Given instruction: Copy every record below, exactly as written.

Dataset items
·····

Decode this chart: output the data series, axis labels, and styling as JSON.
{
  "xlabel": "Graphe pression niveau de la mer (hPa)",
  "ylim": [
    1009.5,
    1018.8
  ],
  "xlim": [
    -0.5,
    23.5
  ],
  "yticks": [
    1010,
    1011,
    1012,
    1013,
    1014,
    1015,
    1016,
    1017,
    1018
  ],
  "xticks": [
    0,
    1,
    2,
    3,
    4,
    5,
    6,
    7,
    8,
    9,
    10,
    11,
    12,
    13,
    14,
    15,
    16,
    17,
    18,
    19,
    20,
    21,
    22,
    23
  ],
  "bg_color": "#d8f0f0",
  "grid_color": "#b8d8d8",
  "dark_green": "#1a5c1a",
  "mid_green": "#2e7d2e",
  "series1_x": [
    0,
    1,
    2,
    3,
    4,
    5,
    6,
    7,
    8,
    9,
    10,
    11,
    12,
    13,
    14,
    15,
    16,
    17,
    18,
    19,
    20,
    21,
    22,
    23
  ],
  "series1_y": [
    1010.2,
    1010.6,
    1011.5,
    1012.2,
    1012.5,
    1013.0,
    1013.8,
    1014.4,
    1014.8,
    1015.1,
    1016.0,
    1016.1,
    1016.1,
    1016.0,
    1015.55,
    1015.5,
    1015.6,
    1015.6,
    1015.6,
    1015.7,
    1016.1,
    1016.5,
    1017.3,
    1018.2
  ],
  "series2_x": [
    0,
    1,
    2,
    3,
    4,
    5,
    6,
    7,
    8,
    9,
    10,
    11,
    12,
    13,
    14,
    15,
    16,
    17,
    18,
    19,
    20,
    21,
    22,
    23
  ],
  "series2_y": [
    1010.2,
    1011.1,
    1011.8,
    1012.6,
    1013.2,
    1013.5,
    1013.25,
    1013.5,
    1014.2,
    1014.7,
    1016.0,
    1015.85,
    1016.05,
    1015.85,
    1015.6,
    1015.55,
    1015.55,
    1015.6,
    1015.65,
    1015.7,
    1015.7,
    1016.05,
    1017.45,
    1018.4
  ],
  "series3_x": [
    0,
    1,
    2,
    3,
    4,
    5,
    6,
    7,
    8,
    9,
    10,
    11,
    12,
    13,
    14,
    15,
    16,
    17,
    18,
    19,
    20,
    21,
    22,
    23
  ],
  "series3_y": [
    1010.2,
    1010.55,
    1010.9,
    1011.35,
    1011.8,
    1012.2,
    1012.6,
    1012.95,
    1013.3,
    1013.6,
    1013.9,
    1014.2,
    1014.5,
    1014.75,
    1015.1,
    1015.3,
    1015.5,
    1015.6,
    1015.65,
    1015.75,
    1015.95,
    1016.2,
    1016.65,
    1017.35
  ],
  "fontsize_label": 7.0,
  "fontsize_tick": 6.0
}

·····

Completed exercise:
Decode this chart: output the data series, axis labels, and styling as JSON.
{
  "xlabel": "Graphe pression niveau de la mer (hPa)",
  "ylim": [
    1009.5,
    1018.8
  ],
  "xlim": [
    -0.5,
    23.5
  ],
  "yticks": [
    1010,
    1011,
    1012,
    1013,
    1014,
    1015,
    1016,
    1017,
    1018
  ],
  "xticks": [
    0,
    1,
    2,
    3,
    4,
    5,
    6,
    7,
    8,
    9,
    10,
    11,
    12,
    13,
    14,
    15,
    16,
    17,
    18,
    19,
    20,
    21,
    22,
    23
  ],
  "bg_color": "#d8f0f0",
  "grid_color": "#b8d8d8",
  "dark_green": "#1a5c1a",
  "mid_green": "#2e7d2e",
  "series1_x": [
    0,
    1,
    2,
    3,
    4,
    5,
    6,
    7,
    8,
    9,
    10,
    11,
    12,
    13,
    14,
    15,
    16,
    17,
    18,
    19,
    20,
    21,
    22,
    23
  ],
  "series1_y": [
    1010.2,
    1010.6,
    1011.5,
    1012.2,
    1012.5,
    1013.0,
    1013.8,
    1014.4,
    1014.8,
    1015.1,
    1016.0,
    1016.1,
    1016.1,
    1016.0,
    1015.55,
    1015.5,
    1015.6,
    1015.6,
    1015.6,
    1015.7,
    1016.1,
    1016.5,
    1017.3,
    1018.2
  ],
  "series2_x": [
    0,
    1,
    2,
    3,
    4,
    5,
    6,
    7,
    8,
    9,
    10,
    11,
    12,
    13,
    14,
    15,
    16,
    17,
    18,
    19,
    20,
    21,
    22,
    23
  ],
  "series2_y": [
    1010.2,
    1011.1,
    1011.8,
    1012.6,
    1013.2,
    1013.5,
    1013.25,
    1013.5,
    1014.2,
    1014.7,
    1016.0,
    1015.85,
    1016.05,
    1015.85,
    1015.6,
    1015.55,
    1015.55,
    1015.6,
    1015.65,
    1015.7,
    1015.7,
    1016.05,
    1017.45,
    1018.4
  ],
  "series3_x": [
    0,
    1,
    2,
    3,
    4,
    5,
    6,
    7,
    8,
    9,
    10,
    11,
    12,
    13,
    14,
    15,
    16,
    17,
    18,
    19,
    20,
    21,
    22,
    23
  ],
  "series3_y": [
    1010.2,
    1010.55,
    1010.9,
    1011.35,
    1011.8,
    1012.2,
    1012.6,
    1012.95,
    1013.3,
    1013.6,
    1013.9,
    1014.2,
    1014.5,
    1014.75,
    1015.1,
    1015.3,
    1015.5,
    1015.6,
    1015.65,
    1015.75,
    1015.95,
    1016.2,
    1016.65,
    1017.35
  ],
  "fontsize_label": 7.0,
  "fontsize_tick": 6.0
}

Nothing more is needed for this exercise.